--- begin Exercise data ---

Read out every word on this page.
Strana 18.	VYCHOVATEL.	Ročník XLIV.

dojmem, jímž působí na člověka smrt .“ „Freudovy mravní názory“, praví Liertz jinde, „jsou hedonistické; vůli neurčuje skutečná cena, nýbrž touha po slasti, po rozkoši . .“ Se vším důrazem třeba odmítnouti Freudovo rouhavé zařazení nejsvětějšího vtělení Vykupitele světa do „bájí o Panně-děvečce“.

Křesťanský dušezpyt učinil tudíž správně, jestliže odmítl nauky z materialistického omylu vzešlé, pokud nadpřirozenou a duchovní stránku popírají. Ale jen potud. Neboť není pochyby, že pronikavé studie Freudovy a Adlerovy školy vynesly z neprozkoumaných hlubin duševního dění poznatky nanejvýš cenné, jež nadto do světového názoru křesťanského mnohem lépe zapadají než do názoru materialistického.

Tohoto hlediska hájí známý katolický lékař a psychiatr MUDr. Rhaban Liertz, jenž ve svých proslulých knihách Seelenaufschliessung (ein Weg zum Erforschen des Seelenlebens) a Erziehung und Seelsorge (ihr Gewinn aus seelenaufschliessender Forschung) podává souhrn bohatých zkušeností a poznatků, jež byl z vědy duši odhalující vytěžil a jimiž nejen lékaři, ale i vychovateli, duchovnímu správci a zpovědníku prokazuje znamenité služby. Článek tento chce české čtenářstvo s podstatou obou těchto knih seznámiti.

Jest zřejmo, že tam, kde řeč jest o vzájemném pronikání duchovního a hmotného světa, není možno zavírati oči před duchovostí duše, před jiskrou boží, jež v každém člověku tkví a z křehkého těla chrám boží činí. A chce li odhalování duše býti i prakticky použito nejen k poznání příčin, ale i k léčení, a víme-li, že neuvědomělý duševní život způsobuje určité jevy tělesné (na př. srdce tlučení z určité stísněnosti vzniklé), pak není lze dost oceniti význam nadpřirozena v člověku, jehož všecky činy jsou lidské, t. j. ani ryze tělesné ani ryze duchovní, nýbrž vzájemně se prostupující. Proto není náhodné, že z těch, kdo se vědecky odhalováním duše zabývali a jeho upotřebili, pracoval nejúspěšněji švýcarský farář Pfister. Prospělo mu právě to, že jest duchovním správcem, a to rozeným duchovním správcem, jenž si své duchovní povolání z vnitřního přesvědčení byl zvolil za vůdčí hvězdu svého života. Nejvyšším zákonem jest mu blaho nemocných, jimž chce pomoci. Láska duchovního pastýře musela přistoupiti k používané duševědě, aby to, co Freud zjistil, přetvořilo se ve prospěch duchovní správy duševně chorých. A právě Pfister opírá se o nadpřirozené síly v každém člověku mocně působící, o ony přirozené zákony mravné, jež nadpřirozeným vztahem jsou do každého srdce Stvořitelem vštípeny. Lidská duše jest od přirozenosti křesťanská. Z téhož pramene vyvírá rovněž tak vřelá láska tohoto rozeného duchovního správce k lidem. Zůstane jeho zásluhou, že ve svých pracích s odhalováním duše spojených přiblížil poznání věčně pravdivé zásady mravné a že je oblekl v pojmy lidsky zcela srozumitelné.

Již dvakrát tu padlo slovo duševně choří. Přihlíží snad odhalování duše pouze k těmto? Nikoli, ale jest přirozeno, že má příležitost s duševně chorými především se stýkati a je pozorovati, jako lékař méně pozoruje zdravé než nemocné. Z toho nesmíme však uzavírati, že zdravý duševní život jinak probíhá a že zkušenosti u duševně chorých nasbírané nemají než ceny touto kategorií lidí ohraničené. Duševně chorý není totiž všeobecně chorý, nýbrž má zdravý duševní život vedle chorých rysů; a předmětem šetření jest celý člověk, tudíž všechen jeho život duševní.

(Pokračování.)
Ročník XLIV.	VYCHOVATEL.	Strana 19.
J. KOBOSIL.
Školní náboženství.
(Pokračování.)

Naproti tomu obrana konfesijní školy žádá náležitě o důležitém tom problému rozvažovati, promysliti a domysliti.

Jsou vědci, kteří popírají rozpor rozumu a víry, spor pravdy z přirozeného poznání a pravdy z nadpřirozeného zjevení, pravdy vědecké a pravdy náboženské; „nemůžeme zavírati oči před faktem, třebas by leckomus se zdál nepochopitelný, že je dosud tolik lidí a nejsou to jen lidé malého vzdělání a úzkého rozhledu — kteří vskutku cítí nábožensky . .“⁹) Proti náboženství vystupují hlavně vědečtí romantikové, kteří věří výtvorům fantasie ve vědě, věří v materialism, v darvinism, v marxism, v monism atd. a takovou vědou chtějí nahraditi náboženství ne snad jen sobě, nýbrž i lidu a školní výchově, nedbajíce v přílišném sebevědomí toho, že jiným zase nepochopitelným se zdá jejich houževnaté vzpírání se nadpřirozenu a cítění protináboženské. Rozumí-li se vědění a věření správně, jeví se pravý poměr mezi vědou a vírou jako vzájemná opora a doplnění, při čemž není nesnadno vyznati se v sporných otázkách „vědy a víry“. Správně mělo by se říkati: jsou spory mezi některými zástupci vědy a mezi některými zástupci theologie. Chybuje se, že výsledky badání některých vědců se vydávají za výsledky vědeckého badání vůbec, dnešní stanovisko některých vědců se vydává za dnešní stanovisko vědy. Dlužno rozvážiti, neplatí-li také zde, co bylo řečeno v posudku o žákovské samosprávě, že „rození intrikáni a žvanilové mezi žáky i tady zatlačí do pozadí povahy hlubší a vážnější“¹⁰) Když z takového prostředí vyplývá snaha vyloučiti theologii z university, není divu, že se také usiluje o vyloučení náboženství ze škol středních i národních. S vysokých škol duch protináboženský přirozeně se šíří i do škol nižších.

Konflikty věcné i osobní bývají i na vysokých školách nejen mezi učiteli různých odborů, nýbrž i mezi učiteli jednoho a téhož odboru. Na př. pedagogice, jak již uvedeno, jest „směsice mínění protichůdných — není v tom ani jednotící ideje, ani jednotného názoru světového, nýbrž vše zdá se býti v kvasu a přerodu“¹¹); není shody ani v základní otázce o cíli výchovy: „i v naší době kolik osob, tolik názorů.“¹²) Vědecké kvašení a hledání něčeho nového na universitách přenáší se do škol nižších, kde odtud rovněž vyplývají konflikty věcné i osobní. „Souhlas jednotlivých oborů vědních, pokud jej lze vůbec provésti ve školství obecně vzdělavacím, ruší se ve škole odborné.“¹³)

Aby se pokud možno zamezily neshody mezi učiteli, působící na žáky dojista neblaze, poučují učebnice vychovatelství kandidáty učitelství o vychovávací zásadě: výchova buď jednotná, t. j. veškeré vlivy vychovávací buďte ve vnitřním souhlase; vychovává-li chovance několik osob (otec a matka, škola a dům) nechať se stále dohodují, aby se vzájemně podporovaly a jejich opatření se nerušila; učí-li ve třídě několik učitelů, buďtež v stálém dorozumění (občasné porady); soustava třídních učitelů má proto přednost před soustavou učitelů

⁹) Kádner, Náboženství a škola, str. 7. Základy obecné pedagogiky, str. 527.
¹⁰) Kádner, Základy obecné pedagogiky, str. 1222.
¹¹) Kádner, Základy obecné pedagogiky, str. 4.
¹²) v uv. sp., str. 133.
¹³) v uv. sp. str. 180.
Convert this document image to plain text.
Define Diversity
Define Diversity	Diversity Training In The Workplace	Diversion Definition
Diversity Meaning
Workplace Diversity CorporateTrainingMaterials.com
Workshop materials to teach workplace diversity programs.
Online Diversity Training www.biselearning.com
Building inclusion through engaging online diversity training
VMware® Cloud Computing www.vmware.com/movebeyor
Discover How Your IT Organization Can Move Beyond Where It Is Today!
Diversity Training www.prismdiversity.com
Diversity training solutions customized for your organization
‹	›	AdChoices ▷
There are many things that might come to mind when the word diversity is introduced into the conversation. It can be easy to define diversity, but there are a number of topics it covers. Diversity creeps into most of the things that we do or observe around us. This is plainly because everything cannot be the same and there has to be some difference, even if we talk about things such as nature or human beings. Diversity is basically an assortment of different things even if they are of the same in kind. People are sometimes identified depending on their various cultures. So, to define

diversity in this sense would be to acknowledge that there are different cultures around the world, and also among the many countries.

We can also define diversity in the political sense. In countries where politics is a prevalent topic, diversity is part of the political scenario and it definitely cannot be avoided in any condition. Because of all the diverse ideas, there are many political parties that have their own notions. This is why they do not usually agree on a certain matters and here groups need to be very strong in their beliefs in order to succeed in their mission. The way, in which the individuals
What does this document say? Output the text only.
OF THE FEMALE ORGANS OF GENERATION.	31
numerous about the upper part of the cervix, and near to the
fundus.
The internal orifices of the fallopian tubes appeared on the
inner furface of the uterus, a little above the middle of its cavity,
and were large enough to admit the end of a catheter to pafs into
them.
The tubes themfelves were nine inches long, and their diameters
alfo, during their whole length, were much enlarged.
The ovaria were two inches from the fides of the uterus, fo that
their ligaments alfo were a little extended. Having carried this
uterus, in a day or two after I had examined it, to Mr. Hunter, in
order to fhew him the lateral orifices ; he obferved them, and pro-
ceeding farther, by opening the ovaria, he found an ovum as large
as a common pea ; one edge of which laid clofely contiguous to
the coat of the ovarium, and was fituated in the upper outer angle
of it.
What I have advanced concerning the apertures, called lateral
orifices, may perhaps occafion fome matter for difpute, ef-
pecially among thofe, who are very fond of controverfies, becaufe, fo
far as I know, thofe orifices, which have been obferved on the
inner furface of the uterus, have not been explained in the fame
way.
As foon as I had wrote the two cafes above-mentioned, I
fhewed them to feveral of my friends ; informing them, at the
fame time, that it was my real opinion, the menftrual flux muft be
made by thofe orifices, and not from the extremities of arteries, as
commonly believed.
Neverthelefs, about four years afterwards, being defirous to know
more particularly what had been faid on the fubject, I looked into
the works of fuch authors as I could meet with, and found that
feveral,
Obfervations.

--- end Exercise data ---

Problem:
Collect each line of the entries that has the word "pedagogiky", copying it in full.

Solution below:
⁹) Kádner, Náboženství a škola, str. 7. Základy obecné pedagogiky, str. 527.
¹⁰) Kádner, Základy obecné pedagogiky, str. 1222.
¹¹) Kádner, Základy obecné pedagogiky, str. 4.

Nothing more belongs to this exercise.